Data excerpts
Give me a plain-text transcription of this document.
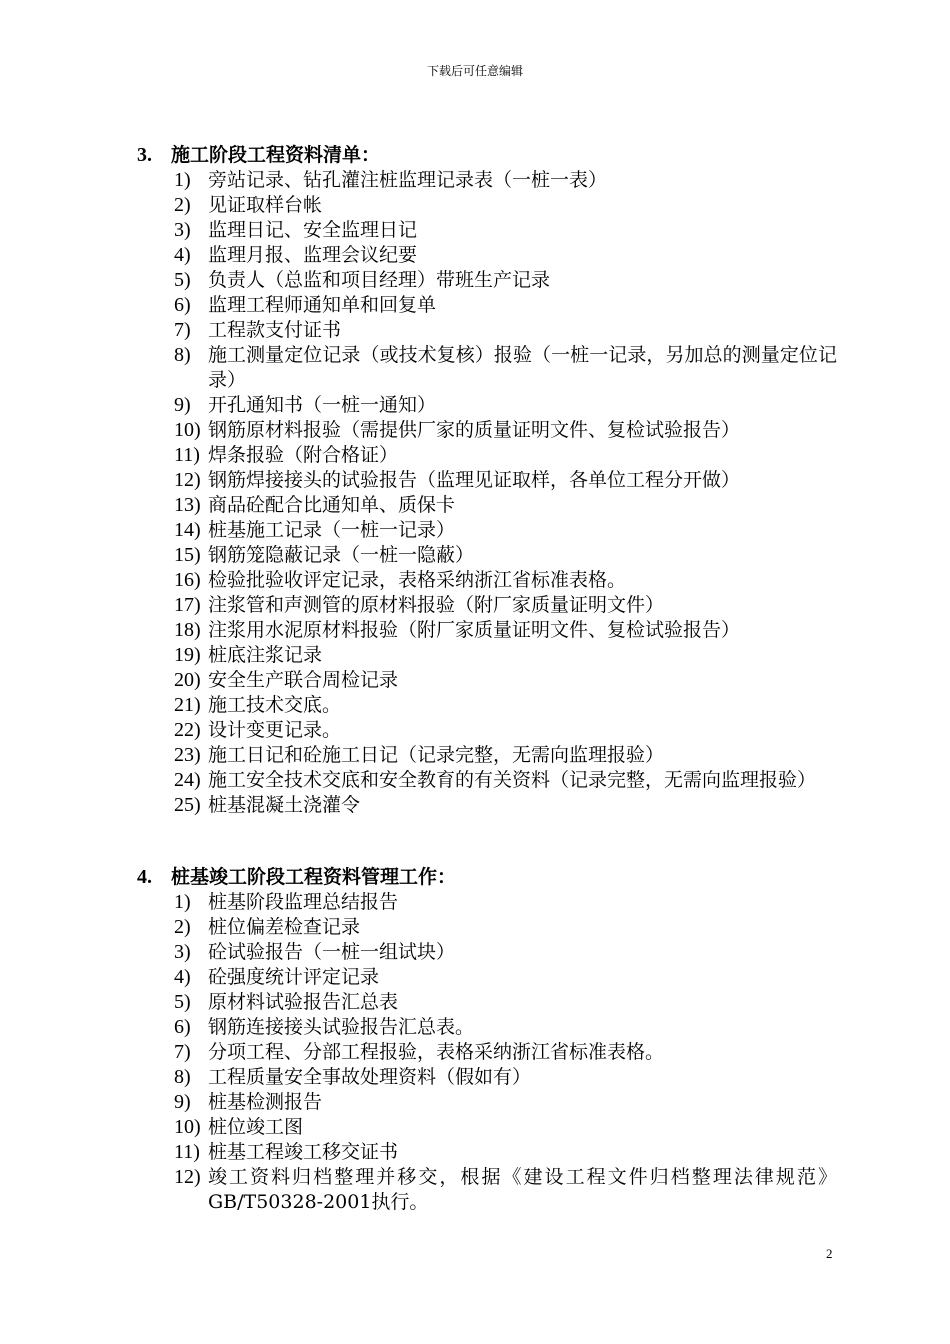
下载后可任意编辑
3. 施工阶段工程资料清单：
1) 旁站记录、钻孔灌注桩监理记录表（一桩一表）
2) 见证取样台帐
3) 监理日记、安全监理日记
4) 监理月报、监理会议纪要
5) 负责人（总监和项目经理）带班生产记录
6) 监理工程师通知单和回复单
7) 工程款支付证书
8) 施工测量定位记录（或技术复核）报验（一桩一记录，另加总的测量定位记录）
9) 开孔通知书（一桩一通知）
10) 钢筋原材料报验（需提供厂家的质量证明文件、复检试验报告）
11) 焊条报验（附合格证）
12) 钢筋焊接接头的试验报告（监理见证取样，各单位工程分开做）
13) 商品砼配合比通知单、质保卡
14) 桩基施工记录（一桩一记录）
15) 钢筋笼隐蔽记录（一桩一隐蔽）
16) 检验批验收评定记录，表格采纳浙江省标准表格。
17) 注浆管和声测管的原材料报验（附厂家质量证明文件）
18) 注浆用水泥原材料报验（附厂家质量证明文件、复检试验报告）
19) 桩底注浆记录
20) 安全生产联合周检记录
21) 施工技术交底。
22) 设计变更记录。
23) 施工日记和砼施工日记（记录完整，无需向监理报验）
24) 施工安全技术交底和安全教育的有关资料（记录完整，无需向监理报验）
25) 桩基混凝土浇灌令
4. 桩基竣工阶段工程资料管理工作：
1) 桩基阶段监理总结报告
2) 桩位偏差检查记录
3) 砼试验报告（一桩一组试块）
4) 砼强度统计评定记录
5) 原材料试验报告汇总表
6) 钢筋连接接头试验报告汇总表。
7) 分项工程、分部工程报验，表格采纳浙江省标准表格。
8) 工程质量安全事故处理资料（假如有）
9) 桩基检测报告
10) 桩位竣工图
11) 桩基工程竣工移交证书
12) 竣工资料归档整理并移交，根据《建设工程文件归档整理法律规范》GB/T50328-2001执行。
2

(What you will do)
Repeat the data exactly, excluding the pictures.

(Response to this exercise)
Give me a plain-text transcription of this document.
下载后可任意编辑
3. 施工阶段工程资料清单：
1) 旁站记录、钻孔灌注桩监理记录表（一桩一表）
2) 见证取样台帐
3) 监理日记、安全监理日记
4) 监理月报、监理会议纪要
5) 负责人（总监和项目经理）带班生产记录
6) 监理工程师通知单和回复单
7) 工程款支付证书
8) 施工测量定位记录（或技术复核）报验（一桩一记录，另加总的测量定位记录）
9) 开孔通知书（一桩一通知）
10) 钢筋原材料报验（需提供厂家的质量证明文件、复检试验报告）
11) 焊条报验（附合格证）
12) 钢筋焊接接头的试验报告（监理见证取样，各单位工程分开做）
13) 商品砼配合比通知单、质保卡
14) 桩基施工记录（一桩一记录）
15) 钢筋笼隐蔽记录（一桩一隐蔽）
16) 检验批验收评定记录，表格采纳浙江省标准表格。
17) 注浆管和声测管的原材料报验（附厂家质量证明文件）
18) 注浆用水泥原材料报验（附厂家质量证明文件、复检试验报告）
19) 桩底注浆记录
20) 安全生产联合周检记录
21) 施工技术交底。
22) 设计变更记录。
23) 施工日记和砼施工日记（记录完整，无需向监理报验）
24) 施工安全技术交底和安全教育的有关资料（记录完整，无需向监理报验）
25) 桩基混凝土浇灌令
4. 桩基竣工阶段工程资料管理工作：
1) 桩基阶段监理总结报告
2) 桩位偏差检查记录
3) 砼试验报告（一桩一组试块）
4) 砼强度统计评定记录
5) 原材料试验报告汇总表
6) 钢筋连接接头试验报告汇总表。
7) 分项工程、分部工程报验，表格采纳浙江省标准表格。
8) 工程质量安全事故处理资料（假如有）
9) 桩基检测报告
10) 桩位竣工图
11) 桩基工程竣工移交证书
12) 竣工资料归档整理并移交，根据《建设工程文件归档整理法律规范》GB/T50328-2001执行。
2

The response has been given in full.